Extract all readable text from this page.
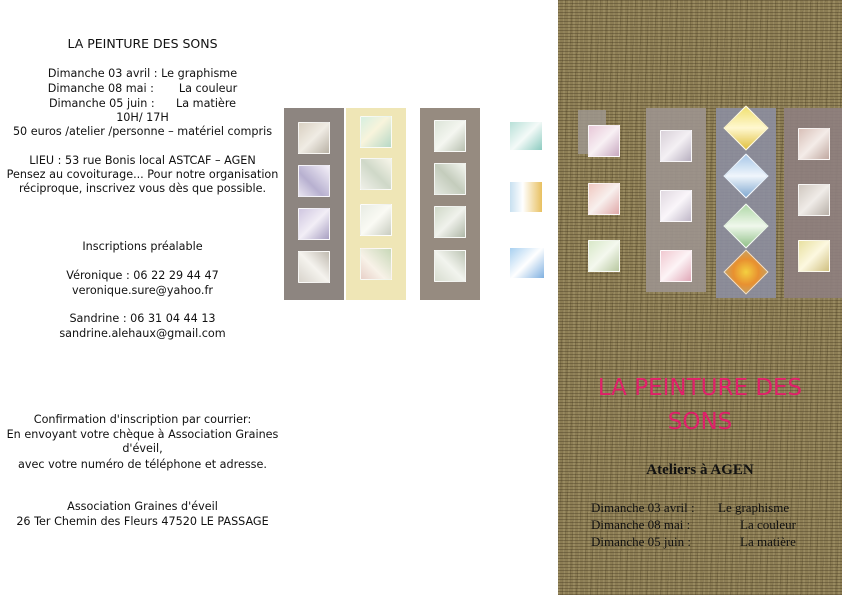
LA PEINTURE DES SONS
Dimanche 03 avril : Le graphisme
Dimanche 08 mai :       La couleur
Dimanche 05 juin :      La matière
10H/ 17H
50 euros /atelier /personne – matériel compris
LIEU : 53 rue Bonis local ASTCAF – AGEN
Pensez au covoiturage... Pour notre organisation
réciproque, inscrivez vous dès que possible.
Inscriptions préalable
Véronique : 06 22 29 44 47
veronique.sure@yahoo.fr
Sandrine : 06 31 04 44 13
sandrine.alehaux@gmail.com
Confirmation d'inscription par courrier:
En envoyant votre chèque à Association Graines
d'éveil,
avec votre numéro de téléphone et adresse.
Association Graines d'éveil
26 Ter Chemin des Fleurs 47520 LE PASSAGE
LA PEINTURE DES
SONS
Ateliers à AGEN
Dimanche 03 avril : Le graphisme
Dimanche 08 mai :	La couleur
Dimanche 05 juin :	La matière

### [SHORT EXERCISE]
Restate the records word for word, omitting images.

### [SOLUTION FOR THIS TASK]
Extract all readable text from this page.
LA PEINTURE DES SONS
Dimanche 03 avril : Le graphisme
Dimanche 08 mai :       La couleur
Dimanche 05 juin :      La matière
10H/ 17H
50 euros /atelier /personne – matériel compris
LIEU : 53 rue Bonis local ASTCAF – AGEN
Pensez au covoiturage... Pour notre organisation
réciproque, inscrivez vous dès que possible.
Inscriptions préalable
Véronique : 06 22 29 44 47
veronique.sure@yahoo.fr
Sandrine : 06 31 04 44 13
sandrine.alehaux@gmail.com
Confirmation d'inscription par courrier:
En envoyant votre chèque à Association Graines
d'éveil,
avec votre numéro de téléphone et adresse.
Association Graines d'éveil
26 Ter Chemin des Fleurs 47520 LE PASSAGE
LA PEINTURE DES
SONS
Ateliers à AGEN
Dimanche 03 avril : Le graphisme
Dimanche 08 mai :	La couleur
Dimanche 05 juin :	La matière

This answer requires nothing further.